*SUPPLIED DATA:*
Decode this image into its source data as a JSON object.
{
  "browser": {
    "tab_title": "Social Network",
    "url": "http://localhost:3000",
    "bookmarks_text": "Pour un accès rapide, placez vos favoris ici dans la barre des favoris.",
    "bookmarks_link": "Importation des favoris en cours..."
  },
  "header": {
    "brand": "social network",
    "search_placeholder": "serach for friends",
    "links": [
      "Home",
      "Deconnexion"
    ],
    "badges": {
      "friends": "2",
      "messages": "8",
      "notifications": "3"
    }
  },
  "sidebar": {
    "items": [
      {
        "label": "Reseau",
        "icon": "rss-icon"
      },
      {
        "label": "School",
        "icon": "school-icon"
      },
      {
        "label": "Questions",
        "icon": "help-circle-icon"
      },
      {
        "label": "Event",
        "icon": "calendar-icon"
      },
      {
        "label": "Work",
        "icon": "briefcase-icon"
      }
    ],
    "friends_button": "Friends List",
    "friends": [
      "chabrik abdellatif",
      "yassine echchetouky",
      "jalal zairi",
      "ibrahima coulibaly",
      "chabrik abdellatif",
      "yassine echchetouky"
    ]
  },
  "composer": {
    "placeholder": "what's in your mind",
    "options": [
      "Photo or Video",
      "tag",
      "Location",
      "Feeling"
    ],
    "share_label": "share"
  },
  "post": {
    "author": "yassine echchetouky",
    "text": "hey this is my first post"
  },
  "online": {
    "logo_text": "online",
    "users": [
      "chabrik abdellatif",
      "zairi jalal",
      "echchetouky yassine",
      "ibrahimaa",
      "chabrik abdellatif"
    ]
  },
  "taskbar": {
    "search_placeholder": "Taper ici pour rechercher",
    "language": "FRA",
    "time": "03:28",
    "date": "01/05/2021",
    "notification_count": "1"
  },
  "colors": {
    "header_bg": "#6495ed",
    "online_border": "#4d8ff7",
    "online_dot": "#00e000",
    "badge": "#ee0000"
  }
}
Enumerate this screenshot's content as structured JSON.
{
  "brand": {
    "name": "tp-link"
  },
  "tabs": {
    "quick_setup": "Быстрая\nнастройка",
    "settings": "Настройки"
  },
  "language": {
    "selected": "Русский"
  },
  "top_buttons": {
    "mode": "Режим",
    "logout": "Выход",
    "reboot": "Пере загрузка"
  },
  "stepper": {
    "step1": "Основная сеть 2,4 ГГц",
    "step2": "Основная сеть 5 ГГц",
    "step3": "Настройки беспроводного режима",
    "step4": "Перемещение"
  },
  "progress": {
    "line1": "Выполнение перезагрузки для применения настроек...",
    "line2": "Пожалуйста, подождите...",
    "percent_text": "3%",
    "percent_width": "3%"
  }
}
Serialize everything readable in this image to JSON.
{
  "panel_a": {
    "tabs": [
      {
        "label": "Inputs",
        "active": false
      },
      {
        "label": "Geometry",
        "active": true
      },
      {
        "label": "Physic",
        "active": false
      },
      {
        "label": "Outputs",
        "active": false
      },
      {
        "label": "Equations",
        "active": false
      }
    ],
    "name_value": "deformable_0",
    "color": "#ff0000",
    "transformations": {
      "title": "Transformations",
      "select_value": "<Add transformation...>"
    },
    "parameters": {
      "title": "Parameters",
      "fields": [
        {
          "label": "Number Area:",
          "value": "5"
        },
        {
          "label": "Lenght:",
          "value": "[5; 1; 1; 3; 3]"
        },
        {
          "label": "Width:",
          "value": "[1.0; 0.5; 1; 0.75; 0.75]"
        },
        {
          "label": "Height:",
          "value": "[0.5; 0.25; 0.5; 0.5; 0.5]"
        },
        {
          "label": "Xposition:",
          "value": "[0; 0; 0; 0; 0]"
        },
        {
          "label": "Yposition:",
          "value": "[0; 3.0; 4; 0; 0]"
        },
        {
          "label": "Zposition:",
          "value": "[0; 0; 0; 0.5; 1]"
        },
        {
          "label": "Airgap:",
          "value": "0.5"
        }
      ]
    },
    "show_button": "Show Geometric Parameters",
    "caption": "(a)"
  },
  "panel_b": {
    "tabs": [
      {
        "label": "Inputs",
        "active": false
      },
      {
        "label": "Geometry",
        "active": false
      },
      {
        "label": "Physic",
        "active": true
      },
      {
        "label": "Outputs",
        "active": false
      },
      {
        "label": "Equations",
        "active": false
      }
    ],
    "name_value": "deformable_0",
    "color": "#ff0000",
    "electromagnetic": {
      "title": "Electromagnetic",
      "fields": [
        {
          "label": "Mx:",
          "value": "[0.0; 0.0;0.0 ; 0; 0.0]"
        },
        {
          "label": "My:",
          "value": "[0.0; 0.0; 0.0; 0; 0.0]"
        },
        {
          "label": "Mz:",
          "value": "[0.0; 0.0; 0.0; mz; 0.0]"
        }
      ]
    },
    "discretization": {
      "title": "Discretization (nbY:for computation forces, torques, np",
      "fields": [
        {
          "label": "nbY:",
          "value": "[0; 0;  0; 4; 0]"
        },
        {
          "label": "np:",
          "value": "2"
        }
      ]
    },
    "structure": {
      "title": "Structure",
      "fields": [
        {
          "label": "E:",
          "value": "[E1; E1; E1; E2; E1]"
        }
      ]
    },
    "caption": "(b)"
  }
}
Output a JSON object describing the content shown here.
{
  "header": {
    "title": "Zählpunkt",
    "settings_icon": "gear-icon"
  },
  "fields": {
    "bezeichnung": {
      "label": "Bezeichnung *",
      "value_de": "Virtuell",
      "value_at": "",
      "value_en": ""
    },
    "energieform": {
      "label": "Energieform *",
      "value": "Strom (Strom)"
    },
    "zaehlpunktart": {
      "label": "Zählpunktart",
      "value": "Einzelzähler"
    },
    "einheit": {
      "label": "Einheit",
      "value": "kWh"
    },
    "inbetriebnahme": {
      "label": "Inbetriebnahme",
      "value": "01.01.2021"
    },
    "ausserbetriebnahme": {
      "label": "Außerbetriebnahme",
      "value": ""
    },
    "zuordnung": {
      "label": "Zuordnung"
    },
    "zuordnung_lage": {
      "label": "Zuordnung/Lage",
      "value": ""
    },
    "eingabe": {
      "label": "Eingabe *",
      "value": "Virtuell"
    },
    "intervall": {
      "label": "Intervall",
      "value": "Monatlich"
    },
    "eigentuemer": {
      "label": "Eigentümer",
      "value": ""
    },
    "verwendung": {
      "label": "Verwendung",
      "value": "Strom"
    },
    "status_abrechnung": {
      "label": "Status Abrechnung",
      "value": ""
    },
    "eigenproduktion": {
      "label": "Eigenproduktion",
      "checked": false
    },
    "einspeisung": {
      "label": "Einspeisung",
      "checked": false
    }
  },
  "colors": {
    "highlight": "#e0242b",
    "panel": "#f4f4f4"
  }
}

*OBJECTIVE:*
Reproduce all of the material above word for word.

*FINAL RESULT:*
Decode this image into its source data as a JSON object.
{
  "browser": {
    "tab_title": "Social Network",
    "url": "http://localhost:3000",
    "bookmarks_text": "Pour un accès rapide, placez vos favoris ici dans la barre des favoris.",
    "bookmarks_link": "Importation des favoris en cours..."
  },
  "header": {
    "brand": "social network",
    "search_placeholder": "serach for friends",
    "links": [
      "Home",
      "Deconnexion"
    ],
    "badges": {
      "friends": "2",
      "messages": "8",
      "notifications": "3"
    }
  },
  "sidebar": {
    "items": [
      {
        "label": "Reseau",
        "icon": "rss-icon"
      },
      {
        "label": "School",
        "icon": "school-icon"
      },
      {
        "label": "Questions",
        "icon": "help-circle-icon"
      },
      {
        "label": "Event",
        "icon": "calendar-icon"
      },
      {
        "label": "Work",
        "icon": "briefcase-icon"
      }
    ],
    "friends_button": "Friends List",
    "friends": [
      "chabrik abdellatif",
      "yassine echchetouky",
      "jalal zairi",
      "ibrahima coulibaly",
      "chabrik abdellatif",
      "yassine echchetouky"
    ]
  },
  "composer": {
    "placeholder": "what's in your mind",
    "options": [
      "Photo or Video",
      "tag",
      "Location",
      "Feeling"
    ],
    "share_label": "share"
  },
  "post": {
    "author": "yassine echchetouky",
    "text": "hey this is my first post"
  },
  "online": {
    "logo_text": "online",
    "users": [
      "chabrik abdellatif",
      "zairi jalal",
      "echchetouky yassine",
      "ibrahimaa",
      "chabrik abdellatif"
    ]
  },
  "taskbar": {
    "search_placeholder": "Taper ici pour rechercher",
    "language": "FRA",
    "time": "03:28",
    "date": "01/05/2021",
    "notification_count": "1"
  },
  "colors": {
    "header_bg": "#6495ed",
    "online_border": "#4d8ff7",
    "online_dot": "#00e000",
    "badge": "#ee0000"
  }
}
Enumerate this screenshot's content as structured JSON.
{
  "brand": {
    "name": "tp-link"
  },
  "tabs": {
    "quick_setup": "Быстрая\nнастройка",
    "settings": "Настройки"
  },
  "language": {
    "selected": "Русский"
  },
  "top_buttons": {
    "mode": "Режим",
    "logout": "Выход",
    "reboot": "Пере загрузка"
  },
  "stepper": {
    "step1": "Основная сеть 2,4 ГГц",
    "step2": "Основная сеть 5 ГГц",
    "step3": "Настройки беспроводного режима",
    "step4": "Перемещение"
  },
  "progress": {
    "line1": "Выполнение перезагрузки для применения настроек...",
    "line2": "Пожалуйста, подождите...",
    "percent_text": "3%",
    "percent_width": "3%"
  }
}
Serialize everything readable in this image to JSON.
{
  "panel_a": {
    "tabs": [
      {
        "label": "Inputs",
        "active": false
      },
      {
        "label": "Geometry",
        "active": true
      },
      {
        "label": "Physic",
        "active": false
      },
      {
        "label": "Outputs",
        "active": false
      },
      {
        "label": "Equations",
        "active": false
      }
    ],
    "name_value": "deformable_0",
    "color": "#ff0000",
    "transformations": {
      "title": "Transformations",
      "select_value": "<Add transformation...>"
    },
    "parameters": {
      "title": "Parameters",
      "fields": [
        {
          "label": "Number Area:",
          "value": "5"
        },
        {
          "label": "Lenght:",
          "value": "[5; 1; 1; 3; 3]"
        },
        {
          "label": "Width:",
          "value": "[1.0; 0.5; 1; 0.75; 0.75]"
        },
        {
          "label": "Height:",
          "value": "[0.5; 0.25; 0.5; 0.5; 0.5]"
        },
        {
          "label": "Xposition:",
          "value": "[0; 0; 0; 0; 0]"
        },
        {
          "label": "Yposition:",
          "value": "[0; 3.0; 4; 0; 0]"
        },
        {
          "label": "Zposition:",
          "value": "[0; 0; 0; 0.5; 1]"
        },
        {
          "label": "Airgap:",
          "value": "0.5"
        }
      ]
    },
    "show_button": "Show Geometric Parameters",
    "caption": "(a)"
  },
  "panel_b": {
    "tabs": [
      {
        "label": "Inputs",
        "active": false
      },
      {
        "label": "Geometry",
        "active": false
      },
      {
        "label": "Physic",
        "active": true
      },
      {
        "label": "Outputs",
        "active": false
      },
      {
        "label": "Equations",
        "active": false
      }
    ],
    "name_value": "deformable_0",
    "color": "#ff0000",
    "electromagnetic": {
      "title": "Electromagnetic",
      "fields": [
        {
          "label": "Mx:",
          "value": "[0.0; 0.0;0.0 ; 0; 0.0]"
        },
        {
          "label": "My:",
          "value": "[0.0; 0.0; 0.0; 0; 0.0]"
        },
        {
          "label": "Mz:",
          "value": "[0.0; 0.0; 0.0; mz; 0.0]"
        }
      ]
    },
    "discretization": {
      "title": "Discretization (nbY:for computation forces, torques, np",
      "fields": [
        {
          "label": "nbY:",
          "value": "[0; 0;  0; 4; 0]"
        },
        {
          "label": "np:",
          "value": "2"
        }
      ]
    },
    "structure": {
      "title": "Structure",
      "fields": [
        {
          "label": "E:",
          "value": "[E1; E1; E1; E2; E1]"
        }
      ]
    },
    "caption": "(b)"
  }
}
Output a JSON object describing the content shown here.
{
  "header": {
    "title": "Zählpunkt",
    "settings_icon": "gear-icon"
  },
  "fields": {
    "bezeichnung": {
      "label": "Bezeichnung *",
      "value_de": "Virtuell",
      "value_at": "",
      "value_en": ""
    },
    "energieform": {
      "label": "Energieform *",
      "value": "Strom (Strom)"
    },
    "zaehlpunktart": {
      "label": "Zählpunktart",
      "value": "Einzelzähler"
    },
    "einheit": {
      "label": "Einheit",
      "value": "kWh"
    },
    "inbetriebnahme": {
      "label": "Inbetriebnahme",
      "value": "01.01.2021"
    },
    "ausserbetriebnahme": {
      "label": "Außerbetriebnahme",
      "value": ""
    },
    "zuordnung": {
      "label": "Zuordnung"
    },
    "zuordnung_lage": {
      "label": "Zuordnung/Lage",
      "value": ""
    },
    "eingabe": {
      "label": "Eingabe *",
      "value": "Virtuell"
    },
    "intervall": {
      "label": "Intervall",
      "value": "Monatlich"
    },
    "eigentuemer": {
      "label": "Eigentümer",
      "value": ""
    },
    "verwendung": {
      "label": "Verwendung",
      "value": "Strom"
    },
    "status_abrechnung": {
      "label": "Status Abrechnung",
      "value": ""
    },
    "eigenproduktion": {
      "label": "Eigenproduktion",
      "checked": false
    },
    "einspeisung": {
      "label": "Einspeisung",
      "checked": false
    }
  },
  "colors": {
    "highlight": "#e0242b",
    "panel": "#f4f4f4"
  }
}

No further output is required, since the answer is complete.